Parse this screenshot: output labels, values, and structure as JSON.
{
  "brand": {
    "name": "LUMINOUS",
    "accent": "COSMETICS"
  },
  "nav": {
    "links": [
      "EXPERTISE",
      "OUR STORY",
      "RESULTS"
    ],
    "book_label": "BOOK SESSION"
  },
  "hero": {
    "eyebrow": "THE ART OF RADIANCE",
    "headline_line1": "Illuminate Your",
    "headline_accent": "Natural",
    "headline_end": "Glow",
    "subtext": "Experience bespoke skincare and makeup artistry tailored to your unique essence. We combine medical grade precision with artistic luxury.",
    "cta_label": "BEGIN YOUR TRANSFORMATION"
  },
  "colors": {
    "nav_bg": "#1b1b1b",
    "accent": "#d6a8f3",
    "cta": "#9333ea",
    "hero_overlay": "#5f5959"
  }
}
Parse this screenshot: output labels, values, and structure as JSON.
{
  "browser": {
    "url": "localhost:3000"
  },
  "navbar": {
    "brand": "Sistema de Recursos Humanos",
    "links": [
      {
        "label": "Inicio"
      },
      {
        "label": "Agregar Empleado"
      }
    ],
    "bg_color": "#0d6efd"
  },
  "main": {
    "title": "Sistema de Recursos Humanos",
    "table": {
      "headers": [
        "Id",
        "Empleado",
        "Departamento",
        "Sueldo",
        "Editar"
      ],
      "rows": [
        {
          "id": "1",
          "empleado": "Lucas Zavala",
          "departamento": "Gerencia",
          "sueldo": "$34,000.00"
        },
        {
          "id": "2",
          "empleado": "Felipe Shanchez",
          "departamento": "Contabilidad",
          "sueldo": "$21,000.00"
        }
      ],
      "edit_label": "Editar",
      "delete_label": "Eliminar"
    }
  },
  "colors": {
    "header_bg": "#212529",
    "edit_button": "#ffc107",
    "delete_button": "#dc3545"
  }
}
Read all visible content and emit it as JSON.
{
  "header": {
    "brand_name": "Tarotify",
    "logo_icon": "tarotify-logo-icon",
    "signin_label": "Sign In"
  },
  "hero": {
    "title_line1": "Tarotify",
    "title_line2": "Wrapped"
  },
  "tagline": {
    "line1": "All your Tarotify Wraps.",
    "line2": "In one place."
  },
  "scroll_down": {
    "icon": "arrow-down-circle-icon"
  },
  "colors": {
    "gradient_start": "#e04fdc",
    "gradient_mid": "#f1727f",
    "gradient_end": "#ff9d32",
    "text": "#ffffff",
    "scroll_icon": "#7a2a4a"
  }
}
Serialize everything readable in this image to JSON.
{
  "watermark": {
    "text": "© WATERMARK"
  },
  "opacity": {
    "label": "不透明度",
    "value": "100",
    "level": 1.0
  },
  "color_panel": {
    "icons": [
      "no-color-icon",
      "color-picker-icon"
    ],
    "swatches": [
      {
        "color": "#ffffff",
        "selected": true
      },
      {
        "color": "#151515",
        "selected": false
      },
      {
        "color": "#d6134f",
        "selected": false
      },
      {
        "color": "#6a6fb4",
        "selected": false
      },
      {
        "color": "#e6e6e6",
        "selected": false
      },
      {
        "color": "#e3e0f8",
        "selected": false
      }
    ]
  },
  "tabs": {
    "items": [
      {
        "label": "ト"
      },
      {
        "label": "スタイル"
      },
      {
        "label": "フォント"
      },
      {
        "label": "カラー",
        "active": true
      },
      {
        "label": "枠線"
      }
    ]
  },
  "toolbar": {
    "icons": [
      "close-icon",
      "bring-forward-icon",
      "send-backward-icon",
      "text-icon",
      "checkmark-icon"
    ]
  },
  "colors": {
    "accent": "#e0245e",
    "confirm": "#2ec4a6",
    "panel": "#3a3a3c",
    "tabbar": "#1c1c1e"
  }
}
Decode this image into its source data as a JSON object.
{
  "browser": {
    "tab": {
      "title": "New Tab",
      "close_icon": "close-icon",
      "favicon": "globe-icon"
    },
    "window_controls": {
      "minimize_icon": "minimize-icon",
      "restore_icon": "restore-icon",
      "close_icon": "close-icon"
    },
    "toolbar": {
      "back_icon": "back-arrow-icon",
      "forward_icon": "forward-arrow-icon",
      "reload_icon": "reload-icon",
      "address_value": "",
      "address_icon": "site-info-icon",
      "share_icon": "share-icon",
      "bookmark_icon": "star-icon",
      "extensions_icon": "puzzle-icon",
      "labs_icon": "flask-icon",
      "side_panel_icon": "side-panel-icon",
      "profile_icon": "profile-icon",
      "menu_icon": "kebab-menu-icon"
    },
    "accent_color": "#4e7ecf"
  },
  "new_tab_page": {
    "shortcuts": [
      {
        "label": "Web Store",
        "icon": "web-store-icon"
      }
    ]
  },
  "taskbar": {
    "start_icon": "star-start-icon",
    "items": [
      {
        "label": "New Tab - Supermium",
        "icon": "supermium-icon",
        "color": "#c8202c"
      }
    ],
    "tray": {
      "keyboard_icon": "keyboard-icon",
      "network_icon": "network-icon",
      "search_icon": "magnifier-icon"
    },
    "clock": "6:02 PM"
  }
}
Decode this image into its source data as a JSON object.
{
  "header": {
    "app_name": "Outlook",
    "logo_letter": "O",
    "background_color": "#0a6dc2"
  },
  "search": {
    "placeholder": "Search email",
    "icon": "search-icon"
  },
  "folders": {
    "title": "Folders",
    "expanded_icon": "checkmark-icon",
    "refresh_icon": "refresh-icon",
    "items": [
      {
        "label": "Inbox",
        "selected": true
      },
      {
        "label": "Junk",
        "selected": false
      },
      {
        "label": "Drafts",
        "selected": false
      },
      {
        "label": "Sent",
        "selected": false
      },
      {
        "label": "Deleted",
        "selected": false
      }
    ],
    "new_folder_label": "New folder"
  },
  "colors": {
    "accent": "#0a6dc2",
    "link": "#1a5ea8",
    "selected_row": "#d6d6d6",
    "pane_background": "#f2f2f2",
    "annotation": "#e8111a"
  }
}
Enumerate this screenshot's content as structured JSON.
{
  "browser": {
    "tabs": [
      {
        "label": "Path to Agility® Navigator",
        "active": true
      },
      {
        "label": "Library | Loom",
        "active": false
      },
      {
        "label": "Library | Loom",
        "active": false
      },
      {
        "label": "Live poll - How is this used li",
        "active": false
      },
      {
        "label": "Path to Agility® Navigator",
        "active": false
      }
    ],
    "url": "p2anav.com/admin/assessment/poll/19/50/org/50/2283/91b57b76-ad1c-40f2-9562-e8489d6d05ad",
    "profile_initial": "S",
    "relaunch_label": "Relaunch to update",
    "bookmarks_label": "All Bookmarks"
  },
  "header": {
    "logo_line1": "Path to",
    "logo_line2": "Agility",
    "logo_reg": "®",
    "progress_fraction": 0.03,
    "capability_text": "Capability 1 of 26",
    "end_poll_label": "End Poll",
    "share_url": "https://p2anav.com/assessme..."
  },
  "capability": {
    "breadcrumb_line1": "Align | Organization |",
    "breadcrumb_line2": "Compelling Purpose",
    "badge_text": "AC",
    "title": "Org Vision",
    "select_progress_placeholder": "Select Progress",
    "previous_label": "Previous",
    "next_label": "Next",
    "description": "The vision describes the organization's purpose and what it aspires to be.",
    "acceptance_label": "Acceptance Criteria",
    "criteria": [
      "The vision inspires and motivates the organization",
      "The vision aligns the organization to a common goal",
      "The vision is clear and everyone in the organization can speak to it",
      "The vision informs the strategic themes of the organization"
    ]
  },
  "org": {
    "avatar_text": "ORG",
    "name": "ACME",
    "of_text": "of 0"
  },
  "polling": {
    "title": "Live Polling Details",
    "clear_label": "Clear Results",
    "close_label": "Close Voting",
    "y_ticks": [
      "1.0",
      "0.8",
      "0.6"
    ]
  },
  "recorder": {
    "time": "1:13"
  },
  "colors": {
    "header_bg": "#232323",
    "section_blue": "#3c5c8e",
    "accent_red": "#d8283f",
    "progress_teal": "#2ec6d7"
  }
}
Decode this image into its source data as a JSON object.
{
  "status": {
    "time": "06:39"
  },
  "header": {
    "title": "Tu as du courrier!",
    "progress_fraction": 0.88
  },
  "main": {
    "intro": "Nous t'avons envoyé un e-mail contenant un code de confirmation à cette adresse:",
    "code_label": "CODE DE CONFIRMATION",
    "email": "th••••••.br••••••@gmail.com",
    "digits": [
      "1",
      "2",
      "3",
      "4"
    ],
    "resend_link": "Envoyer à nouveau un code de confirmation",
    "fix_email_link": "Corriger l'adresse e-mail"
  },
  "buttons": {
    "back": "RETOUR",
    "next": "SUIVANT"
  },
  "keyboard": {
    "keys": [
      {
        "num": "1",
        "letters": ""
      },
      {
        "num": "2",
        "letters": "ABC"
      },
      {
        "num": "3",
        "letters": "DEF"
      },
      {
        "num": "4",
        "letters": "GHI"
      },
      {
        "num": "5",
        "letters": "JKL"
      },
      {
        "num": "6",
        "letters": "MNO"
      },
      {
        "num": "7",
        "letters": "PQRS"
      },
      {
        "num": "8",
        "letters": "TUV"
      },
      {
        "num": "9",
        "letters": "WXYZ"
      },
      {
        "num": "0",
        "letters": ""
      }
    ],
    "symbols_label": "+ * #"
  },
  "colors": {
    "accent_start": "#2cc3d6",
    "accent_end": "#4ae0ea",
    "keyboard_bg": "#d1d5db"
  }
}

* * * * * * * * *

DIRECTIONS: Examine the records and pull out every line where the string "content" occurs.

EXPECTED ANSWER:
Read all visible content and emit it as JSON.
Enumerate this screenshot's content as structured JSON.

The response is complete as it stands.